The request -
Find each line containing the word "selected" and report how many there are. Add nothing else.

Data for this task -
START
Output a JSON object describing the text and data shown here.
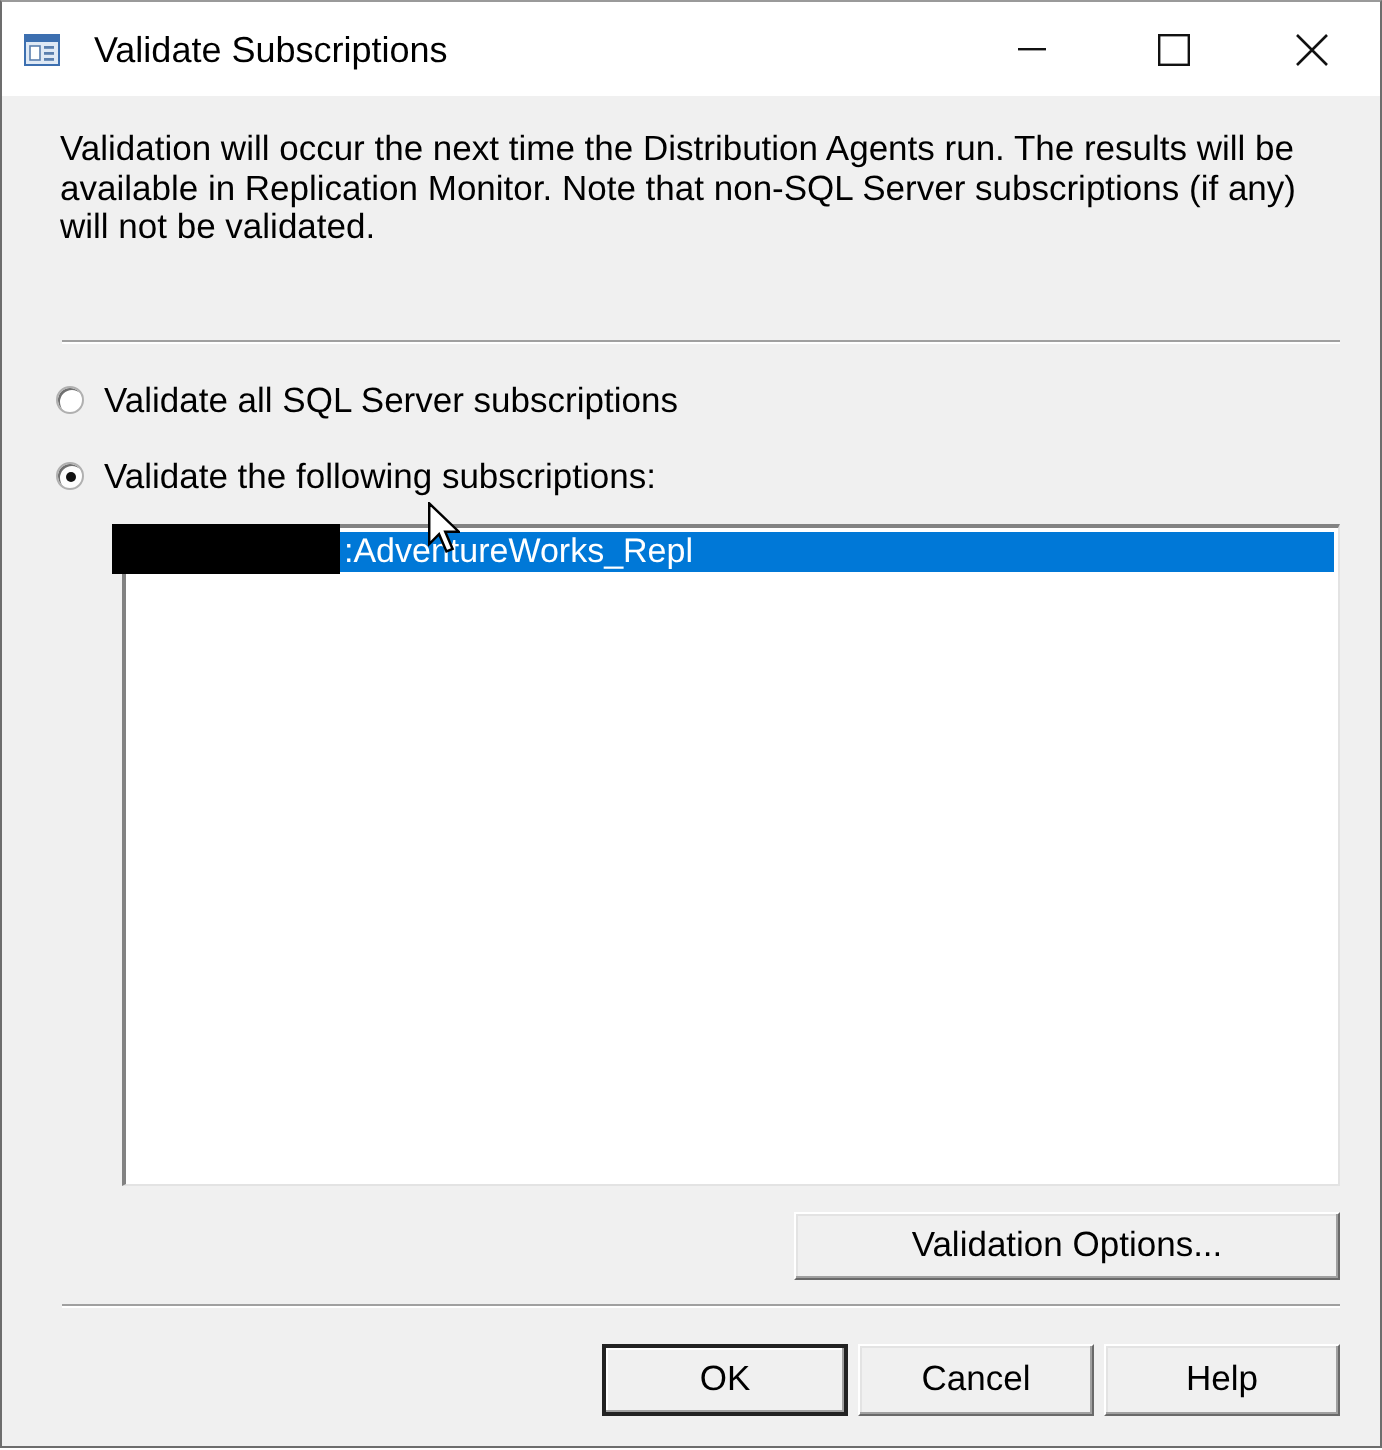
{
  "window": {
    "title": "Validate Subscriptions"
  },
  "description": "Validation will occur the next time the Distribution Agents run. The results will be available in Replication Monitor. Note that non-SQL Server subscriptions (if any) will not be validated.",
  "options": [
    {
      "label": "Validate all SQL Server subscriptions",
      "selected": false
    },
    {
      "label": "Validate the following subscriptions:",
      "selected": true
    }
  ],
  "subscriptions": [
    {
      "label": ":AdventureWorks_Repl",
      "selected": true,
      "redacted": true
    }
  ],
  "options_button": "Validation Options...",
  "buttons": [
    {
      "label": "OK",
      "default": true
    },
    {
      "label": "Cancel",
      "default": false
    },
    {
      "label": "Help",
      "default": false
    }
  ]
}
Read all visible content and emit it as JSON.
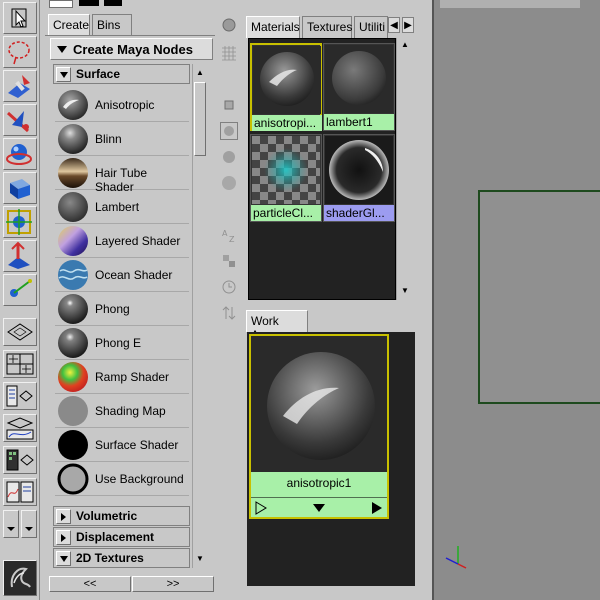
{
  "hypershade": {
    "tabs": [
      "Create",
      "Bins"
    ],
    "create_header": "Create Maya Nodes",
    "sections": {
      "surface": "Surface",
      "volumetric": "Volumetric",
      "displacement": "Displacement",
      "textures2d": "2D Textures"
    },
    "surface_nodes": [
      {
        "label": "Anisotropic",
        "icon": "anisotropic-swatch"
      },
      {
        "label": "Blinn",
        "icon": "blinn-swatch"
      },
      {
        "label": "Hair Tube Shader",
        "icon": "hair-tube-swatch"
      },
      {
        "label": "Lambert",
        "icon": "lambert-swatch"
      },
      {
        "label": "Layered Shader",
        "icon": "layered-swatch"
      },
      {
        "label": "Ocean Shader",
        "icon": "ocean-swatch"
      },
      {
        "label": "Phong",
        "icon": "phong-swatch"
      },
      {
        "label": "Phong E",
        "icon": "phonge-swatch"
      },
      {
        "label": "Ramp Shader",
        "icon": "ramp-swatch"
      },
      {
        "label": "Shading Map",
        "icon": "shading-map-swatch"
      },
      {
        "label": "Surface Shader",
        "icon": "surface-shader-swatch"
      },
      {
        "label": "Use Background",
        "icon": "use-background-swatch"
      }
    ],
    "page_prev": "<<",
    "page_next": ">>"
  },
  "materials_panel": {
    "tabs": [
      "Materials",
      "Textures",
      "Utiliti"
    ],
    "swatches": [
      "anisotropi...",
      "lambert1",
      "particleCl...",
      "shaderGl..."
    ],
    "arrow_left": "◀",
    "arrow_right": "▶"
  },
  "work_area": {
    "tab": "Work Area",
    "node_name": "anisotropic1"
  },
  "colors": {
    "panel_bg": "#c8c8c8",
    "dark_bg": "#222222",
    "swatch_green": "#a8f0a8",
    "swatch_blue": "#9c9cf0",
    "selection_yellow": "#c8c000",
    "viewport_bg": "#8c8c8c",
    "viewport_line": "#1e4a1e"
  }
}
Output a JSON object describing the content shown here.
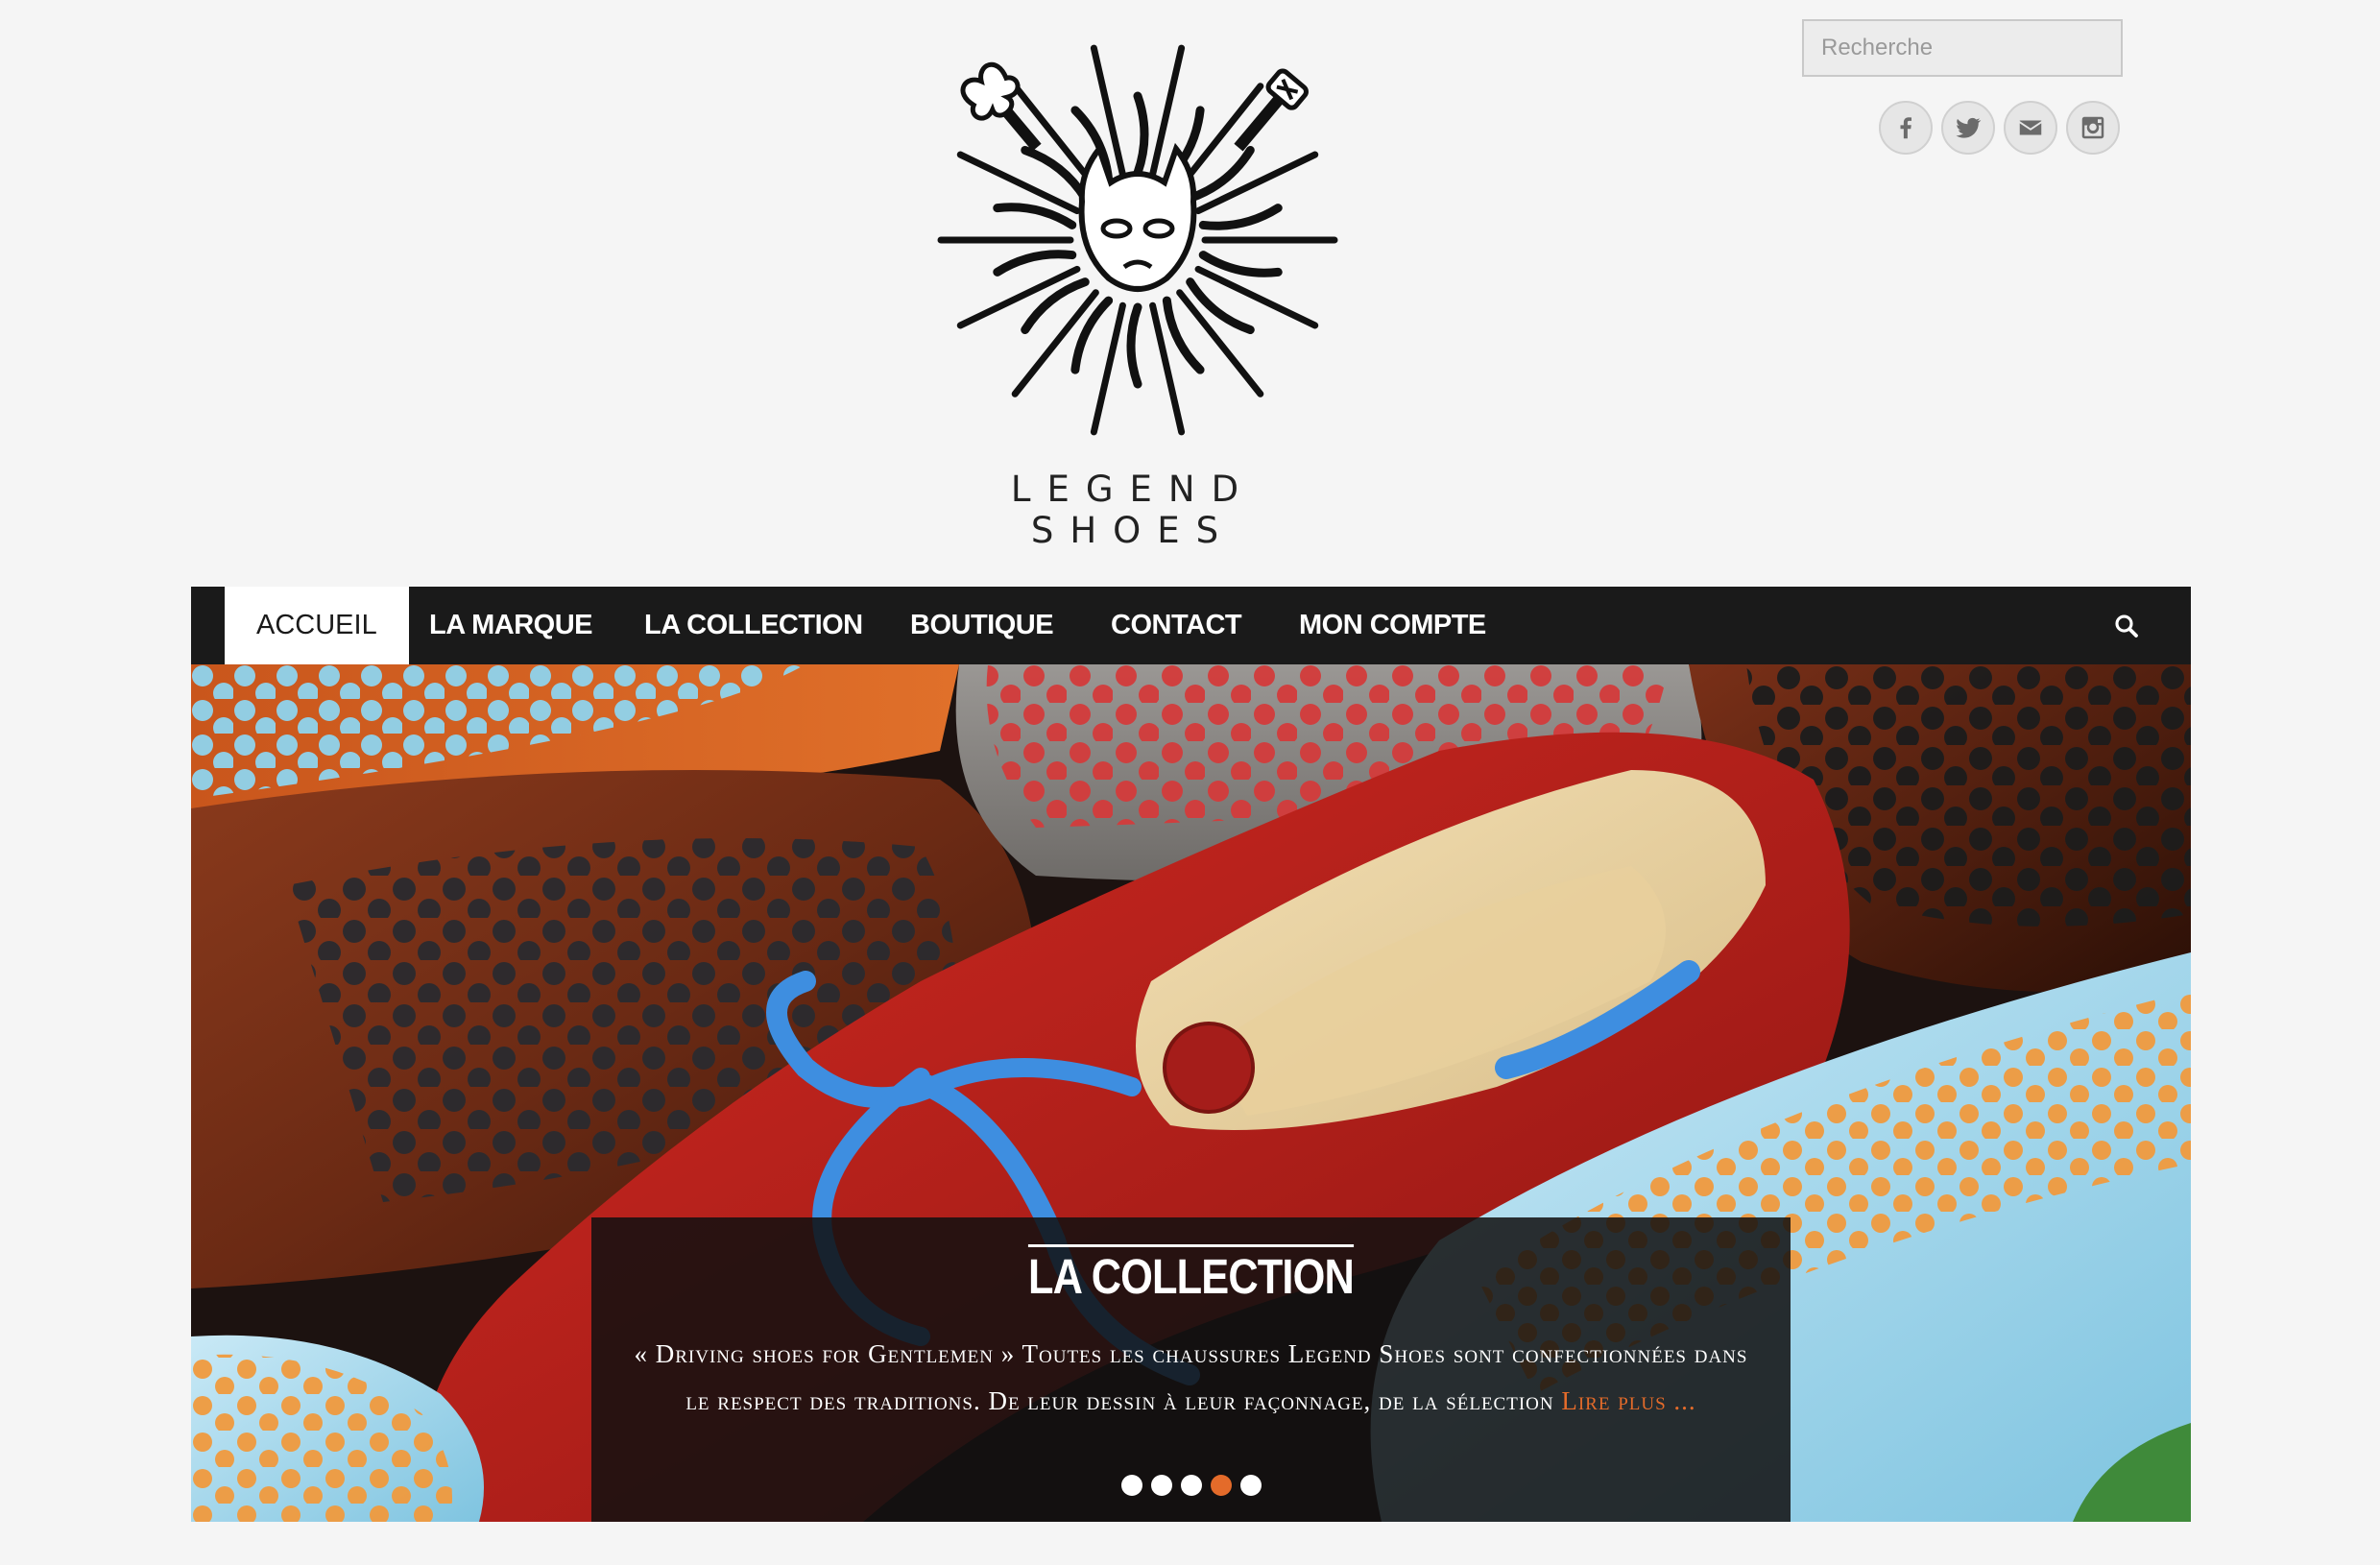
{
  "header": {
    "search": {
      "placeholder": "Recherche"
    },
    "social": [
      {
        "name": "facebook-icon",
        "label": "Facebook"
      },
      {
        "name": "twitter-icon",
        "label": "Twitter"
      },
      {
        "name": "email-icon",
        "label": "Email"
      },
      {
        "name": "instagram-icon",
        "label": "Instagram"
      }
    ],
    "brand_name": "LEGEND SHOES"
  },
  "nav": {
    "items": [
      {
        "label": "ACCUEIL",
        "active": true
      },
      {
        "label": "LA MARQUE",
        "active": false
      },
      {
        "label": "LA COLLECTION",
        "active": false
      },
      {
        "label": "BOUTIQUE",
        "active": false
      },
      {
        "label": "CONTACT",
        "active": false
      },
      {
        "label": "MON COMPTE",
        "active": false
      }
    ],
    "search_icon": "search-icon"
  },
  "hero": {
    "title": "LA COLLECTION",
    "text": "« Driving shoes for Gentlemen » Toutes les chaussures Legend Shoes sont confectionnées dans le respect des traditions. De leur dessin à leur façonnage, de la sélection",
    "read_more": "Lire plus ...",
    "slides_total": 5,
    "active_slide": 4
  },
  "colors": {
    "background": "#f5f5f5",
    "nav_background": "#1a1a1a",
    "accent": "#e46b2a",
    "caption_background": "#121010"
  }
}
END
Answer to this exercise -
3